↓

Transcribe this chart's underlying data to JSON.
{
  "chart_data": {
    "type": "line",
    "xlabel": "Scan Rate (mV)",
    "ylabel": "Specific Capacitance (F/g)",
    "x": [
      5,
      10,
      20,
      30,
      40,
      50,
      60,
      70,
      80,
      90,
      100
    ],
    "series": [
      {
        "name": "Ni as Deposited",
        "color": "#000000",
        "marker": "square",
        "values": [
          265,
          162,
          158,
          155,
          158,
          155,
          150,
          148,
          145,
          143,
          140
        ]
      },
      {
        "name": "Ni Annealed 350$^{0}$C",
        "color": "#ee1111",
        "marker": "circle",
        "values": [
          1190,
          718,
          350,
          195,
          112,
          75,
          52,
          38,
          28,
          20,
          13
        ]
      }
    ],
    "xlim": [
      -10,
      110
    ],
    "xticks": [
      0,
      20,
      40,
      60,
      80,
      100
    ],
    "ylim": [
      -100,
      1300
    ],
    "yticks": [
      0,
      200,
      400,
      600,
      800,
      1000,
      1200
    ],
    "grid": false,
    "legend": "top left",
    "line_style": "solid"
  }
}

↑

§ Instructions for the task: Set down every line of the listing above again, exactly as given.

§ Written response:
Transcribe this chart's underlying data to JSON.
{
  "chart_data": {
    "type": "line",
    "xlabel": "Scan Rate (mV)",
    "ylabel": "Specific Capacitance (F/g)",
    "x": [
      5,
      10,
      20,
      30,
      40,
      50,
      60,
      70,
      80,
      90,
      100
    ],
    "series": [
      {
        "name": "Ni as Deposited",
        "color": "#000000",
        "marker": "square",
        "values": [
          265,
          162,
          158,
          155,
          158,
          155,
          150,
          148,
          145,
          143,
          140
        ]
      },
      {
        "name": "Ni Annealed 350$^{0}$C",
        "color": "#ee1111",
        "marker": "circle",
        "values": [
          1190,
          718,
          350,
          195,
          112,
          75,
          52,
          38,
          28,
          20,
          13
        ]
      }
    ],
    "xlim": [
      -10,
      110
    ],
    "xticks": [
      0,
      20,
      40,
      60,
      80,
      100
    ],
    "ylim": [
      -100,
      1300
    ],
    "yticks": [
      0,
      200,
      400,
      600,
      800,
      1000,
      1200
    ],
    "grid": false,
    "legend": "top left",
    "line_style": "solid"
  }
}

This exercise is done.